PROBLEM DESCRIPTION
Every line that contains "Visual" counts once; give the total number of such lines, with no other words.

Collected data
===
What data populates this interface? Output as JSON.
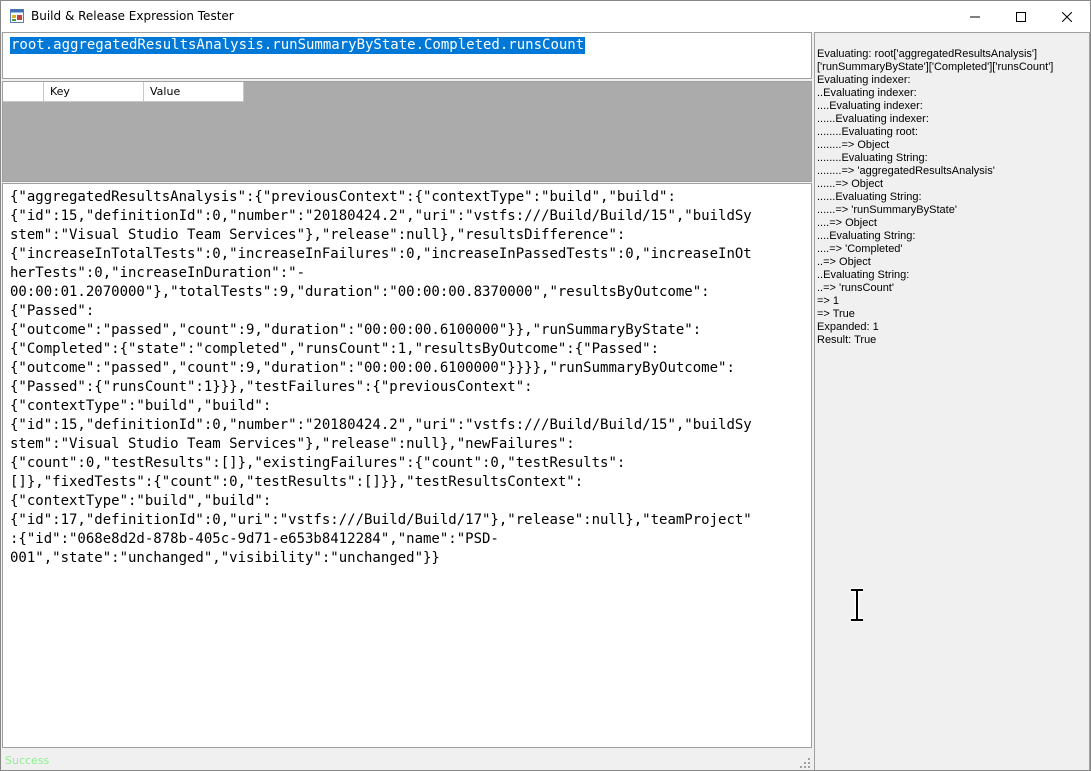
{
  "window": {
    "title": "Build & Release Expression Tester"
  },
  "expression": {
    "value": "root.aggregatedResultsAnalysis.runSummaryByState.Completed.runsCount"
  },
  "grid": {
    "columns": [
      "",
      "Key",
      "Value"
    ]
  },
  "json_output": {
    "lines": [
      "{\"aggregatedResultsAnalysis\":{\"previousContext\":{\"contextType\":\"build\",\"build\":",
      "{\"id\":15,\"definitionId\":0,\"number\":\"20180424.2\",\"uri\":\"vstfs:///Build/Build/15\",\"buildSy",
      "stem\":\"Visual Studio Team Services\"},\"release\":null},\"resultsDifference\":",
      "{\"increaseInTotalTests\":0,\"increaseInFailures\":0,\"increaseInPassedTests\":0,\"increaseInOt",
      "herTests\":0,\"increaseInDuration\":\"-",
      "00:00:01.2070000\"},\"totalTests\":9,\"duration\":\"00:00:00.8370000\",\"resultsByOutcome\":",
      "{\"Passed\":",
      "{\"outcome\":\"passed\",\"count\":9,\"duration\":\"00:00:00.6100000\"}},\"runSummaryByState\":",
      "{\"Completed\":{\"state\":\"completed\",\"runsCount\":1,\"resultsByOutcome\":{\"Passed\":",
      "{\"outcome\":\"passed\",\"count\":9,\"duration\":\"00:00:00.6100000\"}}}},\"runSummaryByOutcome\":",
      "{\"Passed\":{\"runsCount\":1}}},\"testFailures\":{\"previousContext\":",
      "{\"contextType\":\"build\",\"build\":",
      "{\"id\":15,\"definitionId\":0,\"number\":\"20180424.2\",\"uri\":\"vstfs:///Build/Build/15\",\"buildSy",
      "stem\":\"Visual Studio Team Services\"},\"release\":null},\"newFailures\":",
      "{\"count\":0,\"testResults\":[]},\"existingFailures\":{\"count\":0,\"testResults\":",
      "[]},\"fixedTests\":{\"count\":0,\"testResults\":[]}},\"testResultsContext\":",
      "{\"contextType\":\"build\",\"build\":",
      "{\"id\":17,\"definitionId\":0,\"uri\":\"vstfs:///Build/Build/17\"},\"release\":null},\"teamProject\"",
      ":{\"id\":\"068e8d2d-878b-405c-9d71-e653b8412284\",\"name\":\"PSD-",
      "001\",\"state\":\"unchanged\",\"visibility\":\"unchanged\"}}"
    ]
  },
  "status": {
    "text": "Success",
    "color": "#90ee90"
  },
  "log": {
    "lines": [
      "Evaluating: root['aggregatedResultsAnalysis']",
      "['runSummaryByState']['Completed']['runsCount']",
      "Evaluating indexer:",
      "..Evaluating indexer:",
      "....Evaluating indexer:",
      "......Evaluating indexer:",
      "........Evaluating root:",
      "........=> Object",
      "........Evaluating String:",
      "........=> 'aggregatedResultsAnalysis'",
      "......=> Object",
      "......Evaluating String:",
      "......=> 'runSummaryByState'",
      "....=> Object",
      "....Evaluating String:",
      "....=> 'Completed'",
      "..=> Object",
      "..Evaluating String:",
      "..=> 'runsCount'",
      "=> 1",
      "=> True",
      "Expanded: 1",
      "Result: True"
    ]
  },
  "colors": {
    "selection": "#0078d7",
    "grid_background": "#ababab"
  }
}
===
SOLUTION TO THE PROBLEM
2